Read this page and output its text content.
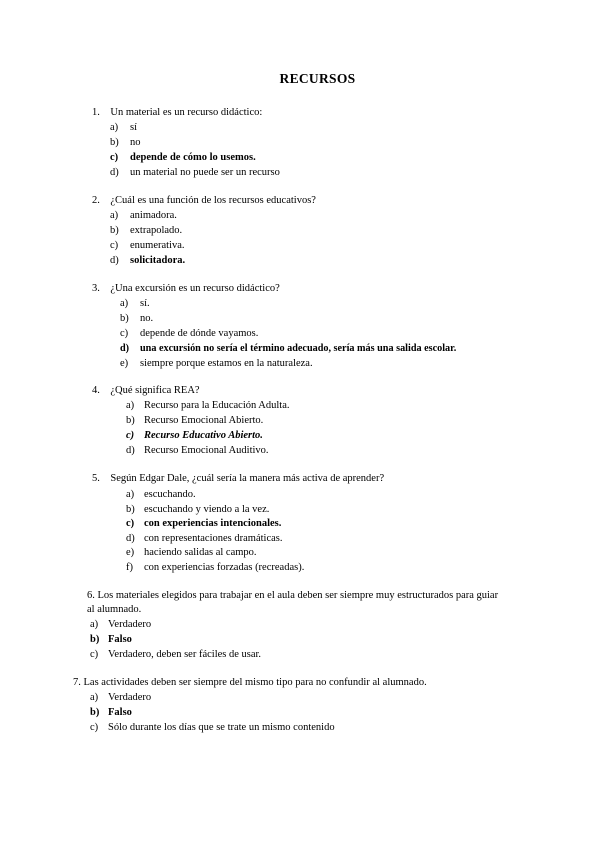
RECURSOS
1. Un material es un recurso didáctico:
a) sí
b) no
c) depende de cómo lo usemos.
d) un material no puede ser un recurso
2. ¿Cuál es una función de los recursos educativos?
a) animadora.
b) extrapolado.
c) enumerativa.
d) solicitadora.
3. ¿Una excursión es un recurso didáctico?
a) sí.
b) no.
c) depende de dónde vayamos.
d) una excursión no sería el término adecuado, sería más una salida escolar.
e) siempre porque estamos en la naturaleza.
4. ¿Qué significa REA?
a) Recurso para la Educación Adulta.
b) Recurso Emocional Abierto.
c) Recurso Educativo Abierto.
d) Recurso Emocional Auditivo.
5. Según Edgar Dale, ¿cuál sería la manera más activa de aprender?
a) escuchando.
b) escuchando y viendo a la vez.
c) con experiencias intencionales.
d) con representaciones dramáticas.
e) haciendo salidas al campo.
f) con experiencias forzadas (recreadas).
6. Los materiales elegidos para trabajar en el aula deben ser siempre muy estructurados para guiar
al alumnado.
a) Verdadero
b) Falso
c) Verdadero, deben ser fáciles de usar.
7. Las actividades deben ser siempre del mismo tipo para no confundir al alumnado.
a) Verdadero
b) Falso
c) Sólo durante los días que se trate un mismo contenido
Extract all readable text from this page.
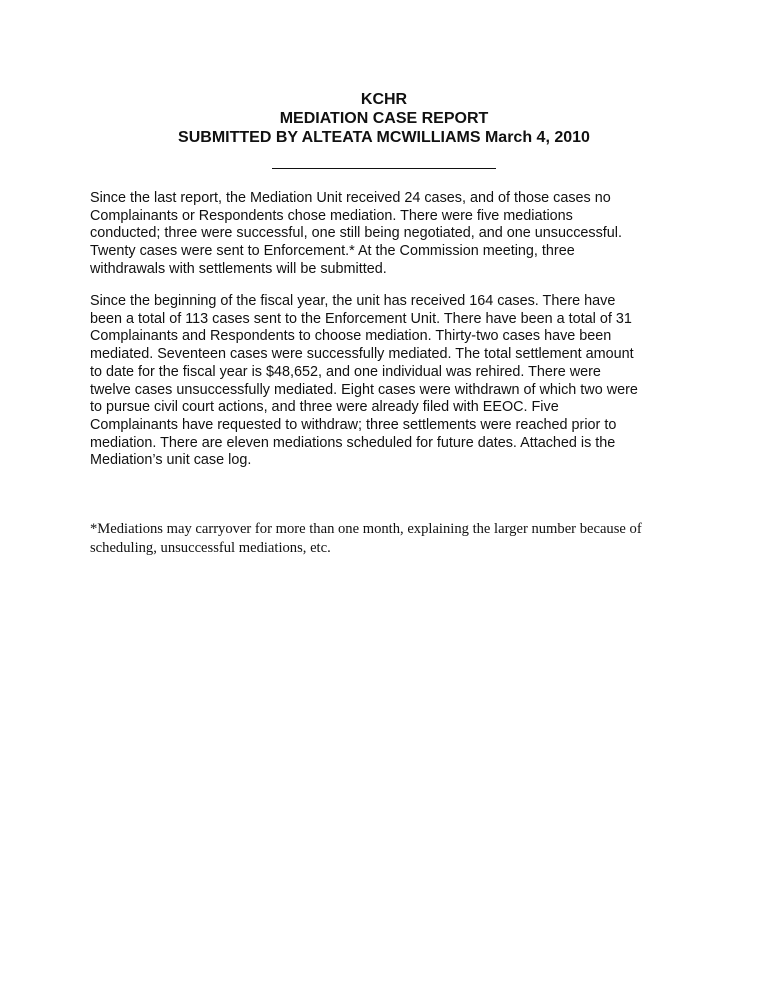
KCHR
MEDIATION CASE REPORT
SUBMITTED BY ALTEATA MCWILLIAMS March 4, 2010

Since the last report, the Mediation Unit received 24 cases, and of those cases no
Complainants or Respondents chose mediation. There were five mediations
conducted; three were successful, one still being negotiated, and one unsuccessful.
Twenty cases were sent to Enforcement.* At the Commission meeting, three
withdrawals with settlements will be submitted.

Since the beginning of the fiscal year, the unit has received 164 cases. There have
been a total of 113 cases sent to the Enforcement Unit. There have been a total of 31
Complainants and Respondents to choose mediation. Thirty-two cases have been
mediated. Seventeen cases were successfully mediated. The total settlement amount
to date for the fiscal year is $48,652, and one individual was rehired. There were
twelve cases unsuccessfully mediated. Eight cases were withdrawn of which two were
to pursue civil court actions, and three were already filed with EEOC. Five
Complainants have requested to withdraw; three settlements were reached prior to
mediation. There are eleven mediations scheduled for future dates. Attached is the
Mediation’s unit case log.

*Mediations may carryover for more than one month, explaining the larger number because of
scheduling, unsuccessful mediations, etc.
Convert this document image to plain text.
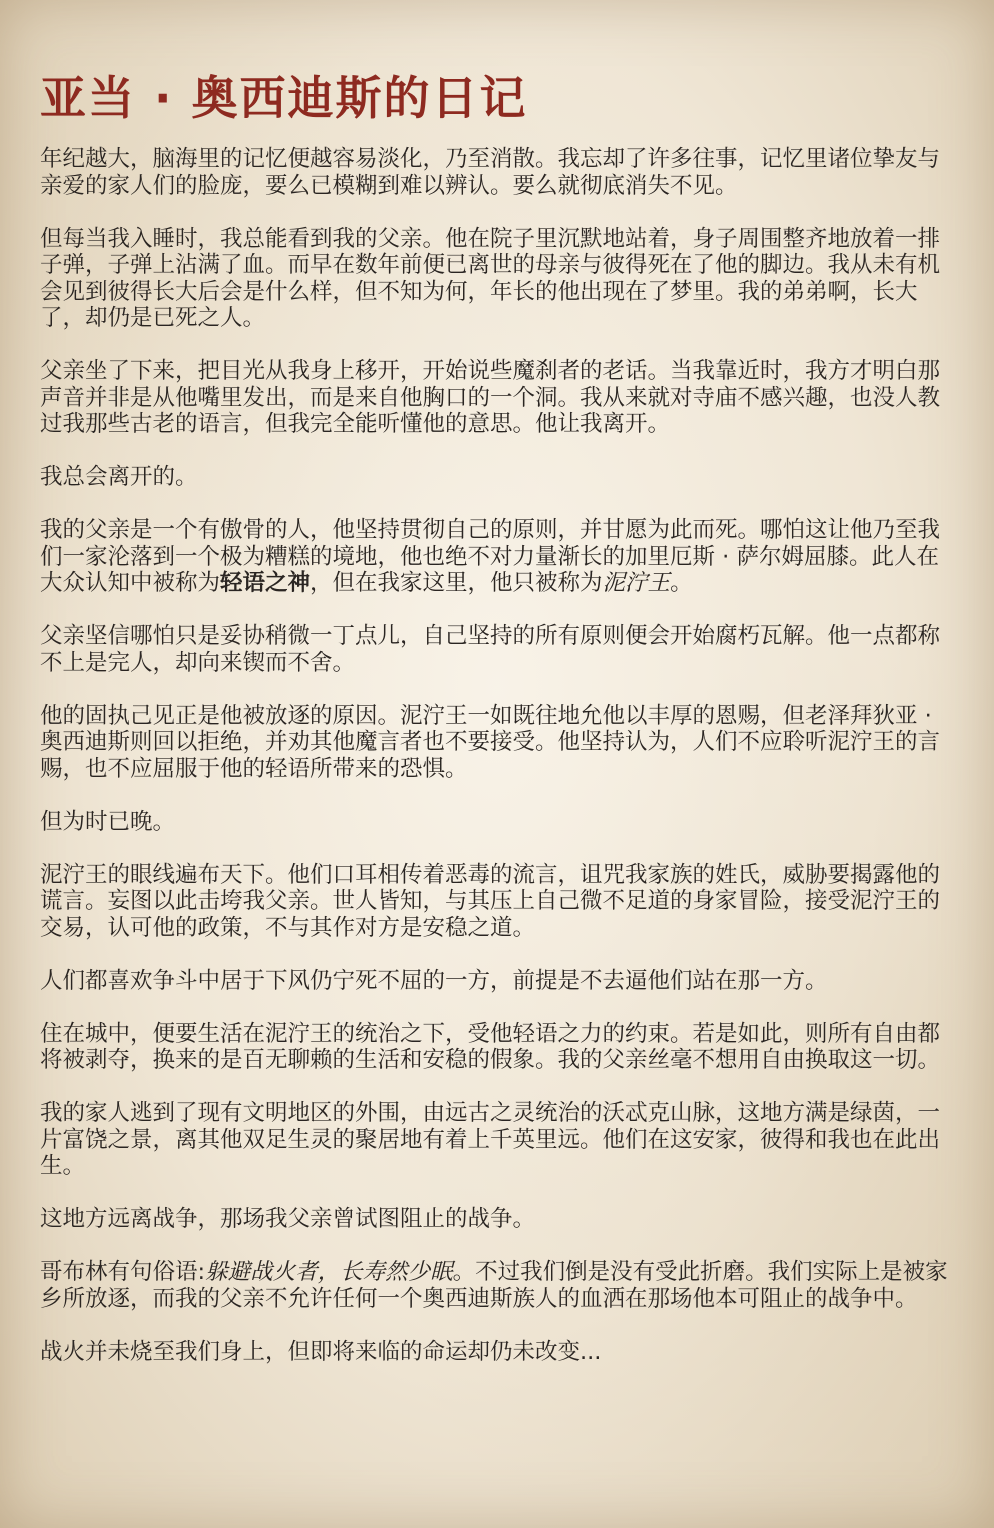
亚当 · 奥西迪斯的日记

年纪越大，脑海里的记忆便越容易淡化，乃至消散。我忘却了许多往事，记忆里诸位挚友与亲爱的家人们的脸庞，要么已模糊到难以辨认。要么就彻底消失不见。

但每当我入睡时，我总能看到我的父亲。他在院子里沉默地站着，身子周围整齐地放着一排子弹，子弹上沾满了血。而早在数年前便已离世的母亲与彼得死在了他的脚边。我从未有机会见到彼得长大后会是什么样，但不知为何，年长的他出现在了梦里。我的弟弟啊，长大了，却仍是已死之人。

父亲坐了下来，把目光从我身上移开，开始说些魔刹者的老话。当我靠近时，我方才明白那声音并非是从他嘴里发出，而是来自他胸口的一个洞。我从来就对寺庙不感兴趣，也没人教过我那些古老的语言，但我完全能听懂他的意思。他让我离开。

我总会离开的。

我的父亲是一个有傲骨的人，他坚持贯彻自己的原则，并甘愿为此而死。哪怕这让他乃至我们一家沦落到一个极为糟糕的境地，他也绝不对力量渐长的加里厄斯 · 萨尔姆屈膝。此人在大众认知中被称为轻语之神，但在我家这里，他只被称为泥泞王。

父亲坚信哪怕只是妥协稍微一丁点儿，自己坚持的所有原则便会开始腐朽瓦解。他一点都称不上是完人，却向来锲而不舍。

他的固执己见正是他被放逐的原因。泥泞王一如既往地允他以丰厚的恩赐，但老泽拜狄亚 · 奥西迪斯则回以拒绝，并劝其他魔言者也不要接受。他坚持认为，人们不应聆听泥泞王的言赐，也不应屈服于他的轻语所带来的恐惧。

但为时已晚。

泥泞王的眼线遍布天下。他们口耳相传着恶毒的流言，诅咒我家族的姓氏，威胁要揭露他的谎言。妄图以此击垮我父亲。世人皆知，与其压上自己微不足道的身家冒险，接受泥泞王的交易，认可他的政策，不与其作对方是安稳之道。

人们都喜欢争斗中居于下风仍宁死不屈的一方，前提是不去逼他们站在那一方。

住在城中，便要生活在泥泞王的统治之下，受他轻语之力的约束。若是如此，则所有自由都将被剥夺，换来的是百无聊赖的生活和安稳的假象。我的父亲丝毫不想用自由换取这一切。

我的家人逃到了现有文明地区的外围，由远古之灵统治的沃忒克山脉，这地方满是绿茵，一片富饶之景，离其他双足生灵的聚居地有着上千英里远。他们在这安家，彼得和我也在此出生。

这地方远离战争，那场我父亲曾试图阻止的战争。

哥布林有句俗语:躲避战火者，长寿然少眠。不过我们倒是没有受此折磨。我们实际上是被家乡所放逐，而我的父亲不允许任何一个奥西迪斯族人的血洒在那场他本可阻止的战争中。

战火并未烧至我们身上，但即将来临的命运却仍未改变...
========
• **Work required**: In the material above, tally every line with the string "escuchando" in it, then give that number alone.

• **Solution below**: 2